What you are asked to do.
Locate each line of the material that contains "Dollars", then return it.

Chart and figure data
↓↓↓
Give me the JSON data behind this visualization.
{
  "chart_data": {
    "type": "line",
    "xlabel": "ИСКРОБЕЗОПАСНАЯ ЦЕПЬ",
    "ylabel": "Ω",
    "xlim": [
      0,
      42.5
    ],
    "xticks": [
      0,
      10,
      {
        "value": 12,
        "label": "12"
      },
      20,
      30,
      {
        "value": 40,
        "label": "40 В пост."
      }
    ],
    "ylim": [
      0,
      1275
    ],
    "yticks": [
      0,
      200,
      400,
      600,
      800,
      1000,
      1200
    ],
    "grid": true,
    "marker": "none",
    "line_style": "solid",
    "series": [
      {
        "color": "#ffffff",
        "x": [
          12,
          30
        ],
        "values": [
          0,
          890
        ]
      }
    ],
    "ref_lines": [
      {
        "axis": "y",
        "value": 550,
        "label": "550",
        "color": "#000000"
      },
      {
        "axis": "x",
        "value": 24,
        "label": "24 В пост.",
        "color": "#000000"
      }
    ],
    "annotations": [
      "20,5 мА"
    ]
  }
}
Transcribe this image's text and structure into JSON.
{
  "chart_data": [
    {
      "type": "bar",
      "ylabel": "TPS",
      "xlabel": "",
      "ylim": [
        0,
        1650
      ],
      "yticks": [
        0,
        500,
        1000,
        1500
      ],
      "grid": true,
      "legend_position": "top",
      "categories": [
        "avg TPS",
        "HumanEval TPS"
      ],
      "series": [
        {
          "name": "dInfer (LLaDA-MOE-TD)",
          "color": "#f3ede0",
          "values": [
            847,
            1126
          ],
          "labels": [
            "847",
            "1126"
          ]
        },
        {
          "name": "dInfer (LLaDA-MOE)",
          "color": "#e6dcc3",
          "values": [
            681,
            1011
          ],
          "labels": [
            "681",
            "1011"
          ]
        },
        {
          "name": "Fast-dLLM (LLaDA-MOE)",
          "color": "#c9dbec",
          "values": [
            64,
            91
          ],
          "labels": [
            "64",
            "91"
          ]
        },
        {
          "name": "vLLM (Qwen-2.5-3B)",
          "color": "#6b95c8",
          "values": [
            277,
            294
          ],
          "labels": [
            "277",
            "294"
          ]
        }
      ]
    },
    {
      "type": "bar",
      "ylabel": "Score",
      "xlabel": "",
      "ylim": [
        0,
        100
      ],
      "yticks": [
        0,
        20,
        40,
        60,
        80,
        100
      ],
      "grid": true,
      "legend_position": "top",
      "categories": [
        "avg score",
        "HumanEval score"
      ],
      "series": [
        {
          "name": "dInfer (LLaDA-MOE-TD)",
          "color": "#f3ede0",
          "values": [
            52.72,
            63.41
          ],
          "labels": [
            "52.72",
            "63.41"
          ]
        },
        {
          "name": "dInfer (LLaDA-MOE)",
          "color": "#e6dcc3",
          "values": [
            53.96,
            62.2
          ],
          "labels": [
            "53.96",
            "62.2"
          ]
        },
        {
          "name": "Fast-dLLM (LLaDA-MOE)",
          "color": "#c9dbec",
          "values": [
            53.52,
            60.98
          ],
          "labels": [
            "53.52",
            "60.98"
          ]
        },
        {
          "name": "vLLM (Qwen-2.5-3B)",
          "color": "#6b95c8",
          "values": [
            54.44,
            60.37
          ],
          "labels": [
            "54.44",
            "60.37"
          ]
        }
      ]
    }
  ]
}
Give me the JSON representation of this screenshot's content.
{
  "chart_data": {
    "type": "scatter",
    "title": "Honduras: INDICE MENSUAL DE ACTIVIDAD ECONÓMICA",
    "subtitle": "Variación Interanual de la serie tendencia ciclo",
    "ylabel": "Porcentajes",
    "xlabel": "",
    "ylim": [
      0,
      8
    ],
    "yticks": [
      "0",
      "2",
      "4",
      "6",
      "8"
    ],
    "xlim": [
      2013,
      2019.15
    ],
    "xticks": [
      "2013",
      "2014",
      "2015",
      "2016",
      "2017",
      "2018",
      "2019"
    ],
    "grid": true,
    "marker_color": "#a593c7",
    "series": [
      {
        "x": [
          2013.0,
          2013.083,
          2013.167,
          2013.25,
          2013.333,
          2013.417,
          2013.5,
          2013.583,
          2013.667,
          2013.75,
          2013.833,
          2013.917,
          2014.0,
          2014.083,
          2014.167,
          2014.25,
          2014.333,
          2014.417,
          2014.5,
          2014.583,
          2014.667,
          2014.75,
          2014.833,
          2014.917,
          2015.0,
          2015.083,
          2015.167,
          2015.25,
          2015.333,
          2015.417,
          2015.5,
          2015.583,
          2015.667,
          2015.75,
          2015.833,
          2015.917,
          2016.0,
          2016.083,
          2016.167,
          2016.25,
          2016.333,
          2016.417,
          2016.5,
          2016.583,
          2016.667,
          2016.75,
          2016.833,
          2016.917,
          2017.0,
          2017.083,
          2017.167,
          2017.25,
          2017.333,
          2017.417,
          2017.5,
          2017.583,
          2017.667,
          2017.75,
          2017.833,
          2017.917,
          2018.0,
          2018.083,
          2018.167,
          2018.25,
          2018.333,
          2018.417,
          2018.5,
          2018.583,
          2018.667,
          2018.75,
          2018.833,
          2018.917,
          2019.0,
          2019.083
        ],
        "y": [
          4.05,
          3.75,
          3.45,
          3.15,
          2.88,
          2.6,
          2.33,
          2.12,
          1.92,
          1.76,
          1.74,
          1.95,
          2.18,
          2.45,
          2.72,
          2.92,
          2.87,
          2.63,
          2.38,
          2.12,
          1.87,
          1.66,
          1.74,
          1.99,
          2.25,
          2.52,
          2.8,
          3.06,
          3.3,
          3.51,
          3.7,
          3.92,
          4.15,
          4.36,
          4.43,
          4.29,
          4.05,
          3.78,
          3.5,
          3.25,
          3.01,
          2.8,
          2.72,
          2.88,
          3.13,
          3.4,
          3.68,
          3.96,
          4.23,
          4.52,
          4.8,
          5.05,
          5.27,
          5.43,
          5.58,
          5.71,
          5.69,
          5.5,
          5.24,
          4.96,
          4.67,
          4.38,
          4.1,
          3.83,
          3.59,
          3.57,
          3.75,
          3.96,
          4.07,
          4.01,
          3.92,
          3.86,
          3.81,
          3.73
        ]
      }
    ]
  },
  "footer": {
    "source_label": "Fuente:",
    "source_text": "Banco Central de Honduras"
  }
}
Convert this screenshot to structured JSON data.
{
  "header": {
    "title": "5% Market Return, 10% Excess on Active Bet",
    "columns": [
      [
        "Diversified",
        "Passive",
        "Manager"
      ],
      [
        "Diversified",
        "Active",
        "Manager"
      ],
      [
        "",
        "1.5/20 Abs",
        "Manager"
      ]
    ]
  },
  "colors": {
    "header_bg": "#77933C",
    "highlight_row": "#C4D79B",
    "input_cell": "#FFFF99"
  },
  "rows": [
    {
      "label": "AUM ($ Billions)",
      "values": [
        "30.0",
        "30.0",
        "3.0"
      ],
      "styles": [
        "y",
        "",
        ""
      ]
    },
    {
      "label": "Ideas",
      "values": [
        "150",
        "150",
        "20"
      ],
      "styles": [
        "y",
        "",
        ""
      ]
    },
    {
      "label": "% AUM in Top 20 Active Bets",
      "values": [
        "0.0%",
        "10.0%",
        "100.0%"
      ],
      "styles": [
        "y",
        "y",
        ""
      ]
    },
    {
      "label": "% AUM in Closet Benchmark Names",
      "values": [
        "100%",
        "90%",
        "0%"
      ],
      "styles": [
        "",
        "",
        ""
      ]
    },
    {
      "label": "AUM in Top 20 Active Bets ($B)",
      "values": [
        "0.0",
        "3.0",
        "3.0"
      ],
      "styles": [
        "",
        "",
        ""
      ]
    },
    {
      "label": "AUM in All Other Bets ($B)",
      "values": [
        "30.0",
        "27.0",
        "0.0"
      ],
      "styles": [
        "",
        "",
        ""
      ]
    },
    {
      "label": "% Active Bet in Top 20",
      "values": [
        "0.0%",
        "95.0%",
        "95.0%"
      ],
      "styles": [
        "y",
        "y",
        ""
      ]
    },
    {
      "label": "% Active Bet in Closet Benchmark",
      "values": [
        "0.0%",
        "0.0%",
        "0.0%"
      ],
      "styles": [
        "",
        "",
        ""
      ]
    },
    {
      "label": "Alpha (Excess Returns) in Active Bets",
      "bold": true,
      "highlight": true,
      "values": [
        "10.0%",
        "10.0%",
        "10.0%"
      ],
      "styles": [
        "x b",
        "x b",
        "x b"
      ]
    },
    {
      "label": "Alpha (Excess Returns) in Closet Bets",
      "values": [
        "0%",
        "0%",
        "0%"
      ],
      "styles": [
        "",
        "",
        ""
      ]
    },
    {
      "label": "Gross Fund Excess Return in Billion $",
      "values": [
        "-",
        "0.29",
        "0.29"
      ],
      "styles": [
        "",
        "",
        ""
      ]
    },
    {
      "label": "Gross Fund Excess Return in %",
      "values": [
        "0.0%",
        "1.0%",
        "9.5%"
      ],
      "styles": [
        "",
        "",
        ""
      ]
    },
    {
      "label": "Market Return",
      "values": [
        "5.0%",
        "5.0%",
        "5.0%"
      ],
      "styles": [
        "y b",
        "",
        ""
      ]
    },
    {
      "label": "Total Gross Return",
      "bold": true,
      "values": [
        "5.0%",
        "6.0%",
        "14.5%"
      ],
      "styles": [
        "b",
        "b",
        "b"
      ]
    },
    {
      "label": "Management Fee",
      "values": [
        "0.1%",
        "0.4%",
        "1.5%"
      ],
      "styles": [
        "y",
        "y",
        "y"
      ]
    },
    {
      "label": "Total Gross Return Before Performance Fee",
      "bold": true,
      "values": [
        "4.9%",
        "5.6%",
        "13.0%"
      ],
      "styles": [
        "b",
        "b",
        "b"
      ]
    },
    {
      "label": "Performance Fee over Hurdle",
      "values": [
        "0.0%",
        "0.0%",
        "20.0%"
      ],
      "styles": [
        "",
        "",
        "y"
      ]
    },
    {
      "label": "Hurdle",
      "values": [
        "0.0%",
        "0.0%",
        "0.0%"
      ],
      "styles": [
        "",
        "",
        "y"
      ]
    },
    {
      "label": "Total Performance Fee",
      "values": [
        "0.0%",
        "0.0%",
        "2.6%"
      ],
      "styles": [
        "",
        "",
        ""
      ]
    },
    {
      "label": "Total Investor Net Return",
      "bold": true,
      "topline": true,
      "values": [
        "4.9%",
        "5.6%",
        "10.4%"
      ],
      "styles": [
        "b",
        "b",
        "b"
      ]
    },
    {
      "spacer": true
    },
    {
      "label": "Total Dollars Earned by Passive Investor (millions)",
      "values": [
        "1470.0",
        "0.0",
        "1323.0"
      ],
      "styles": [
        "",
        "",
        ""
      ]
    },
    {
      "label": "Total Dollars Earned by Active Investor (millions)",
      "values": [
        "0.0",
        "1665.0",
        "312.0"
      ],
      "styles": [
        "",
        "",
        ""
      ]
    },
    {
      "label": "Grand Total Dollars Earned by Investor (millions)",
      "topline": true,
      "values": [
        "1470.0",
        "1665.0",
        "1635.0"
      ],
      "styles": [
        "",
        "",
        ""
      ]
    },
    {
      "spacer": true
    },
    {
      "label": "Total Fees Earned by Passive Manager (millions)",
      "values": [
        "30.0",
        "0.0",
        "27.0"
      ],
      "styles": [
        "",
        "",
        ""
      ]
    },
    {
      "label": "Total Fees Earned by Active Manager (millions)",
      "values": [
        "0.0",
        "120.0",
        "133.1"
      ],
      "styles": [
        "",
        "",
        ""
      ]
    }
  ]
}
↑↑↑
Solution below.
      "label": "Total Dollars Earned by Passive Investor (millions)",
      "label": "Total Dollars Earned by Active Investor (millions)",
      "label": "Grand Total Dollars Earned by Investor (millions)",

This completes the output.